What is asked –
From the entries that follow, extract each line holding the string "screenshot".

Record set –
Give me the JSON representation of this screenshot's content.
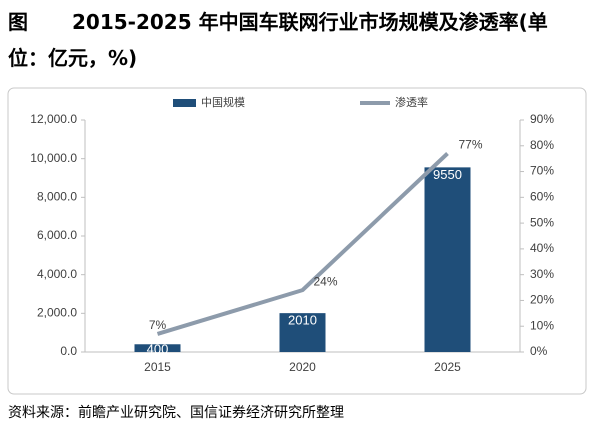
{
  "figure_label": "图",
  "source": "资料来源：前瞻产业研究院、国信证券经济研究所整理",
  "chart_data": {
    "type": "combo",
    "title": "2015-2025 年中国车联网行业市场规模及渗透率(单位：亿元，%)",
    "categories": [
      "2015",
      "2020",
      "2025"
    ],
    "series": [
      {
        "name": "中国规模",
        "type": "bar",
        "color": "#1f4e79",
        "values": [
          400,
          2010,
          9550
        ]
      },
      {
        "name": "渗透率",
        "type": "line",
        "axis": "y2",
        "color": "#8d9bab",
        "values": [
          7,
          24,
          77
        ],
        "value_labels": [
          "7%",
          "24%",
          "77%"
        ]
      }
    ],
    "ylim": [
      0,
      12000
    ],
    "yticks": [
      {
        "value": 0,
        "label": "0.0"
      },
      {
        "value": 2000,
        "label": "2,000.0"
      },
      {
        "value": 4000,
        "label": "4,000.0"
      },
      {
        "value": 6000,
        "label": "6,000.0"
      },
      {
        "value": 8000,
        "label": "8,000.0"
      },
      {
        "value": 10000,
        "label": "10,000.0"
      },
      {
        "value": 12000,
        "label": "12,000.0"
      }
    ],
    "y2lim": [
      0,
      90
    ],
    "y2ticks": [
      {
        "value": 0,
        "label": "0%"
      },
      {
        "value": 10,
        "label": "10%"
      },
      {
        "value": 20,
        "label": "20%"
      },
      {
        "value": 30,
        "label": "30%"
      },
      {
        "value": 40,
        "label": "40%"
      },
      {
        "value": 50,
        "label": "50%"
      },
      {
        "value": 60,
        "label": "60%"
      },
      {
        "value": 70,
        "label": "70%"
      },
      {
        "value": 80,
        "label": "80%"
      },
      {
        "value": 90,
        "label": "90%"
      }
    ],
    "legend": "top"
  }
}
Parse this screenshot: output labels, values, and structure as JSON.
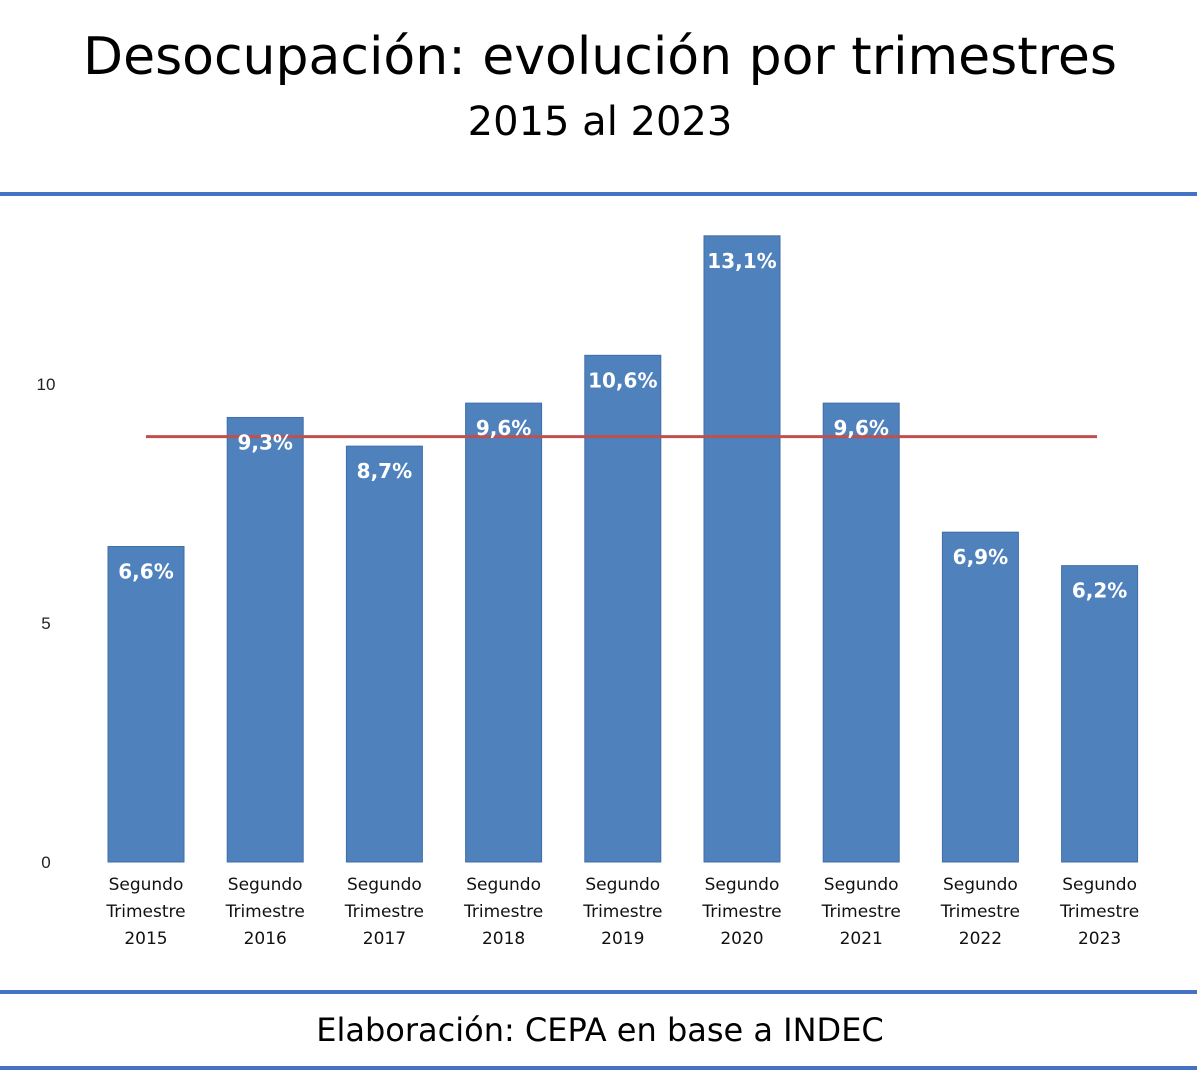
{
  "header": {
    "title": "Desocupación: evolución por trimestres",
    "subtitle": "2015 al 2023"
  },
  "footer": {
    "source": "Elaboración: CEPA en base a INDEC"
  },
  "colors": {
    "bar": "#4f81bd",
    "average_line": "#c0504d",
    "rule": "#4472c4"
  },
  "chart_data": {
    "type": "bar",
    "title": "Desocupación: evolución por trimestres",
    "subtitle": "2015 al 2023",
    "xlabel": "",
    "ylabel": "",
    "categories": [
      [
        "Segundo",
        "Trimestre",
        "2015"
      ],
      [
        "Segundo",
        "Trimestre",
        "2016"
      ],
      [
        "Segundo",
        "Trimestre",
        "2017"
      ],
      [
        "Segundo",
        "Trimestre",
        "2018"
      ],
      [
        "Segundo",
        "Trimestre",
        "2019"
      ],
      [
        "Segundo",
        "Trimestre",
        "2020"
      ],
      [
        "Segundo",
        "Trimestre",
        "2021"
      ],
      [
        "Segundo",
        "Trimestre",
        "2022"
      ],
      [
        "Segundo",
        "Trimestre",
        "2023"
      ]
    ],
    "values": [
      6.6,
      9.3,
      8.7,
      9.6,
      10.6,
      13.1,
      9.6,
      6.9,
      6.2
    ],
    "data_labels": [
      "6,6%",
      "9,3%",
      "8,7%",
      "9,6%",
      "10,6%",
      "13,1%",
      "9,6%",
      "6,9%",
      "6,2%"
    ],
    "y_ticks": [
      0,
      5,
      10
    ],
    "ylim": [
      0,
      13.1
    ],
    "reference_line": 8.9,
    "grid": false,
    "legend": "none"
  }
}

Answer to the problem –
Give me the JSON representation of this screenshot's content.
Parse this screenshot: output labels, values, and structure as JSON.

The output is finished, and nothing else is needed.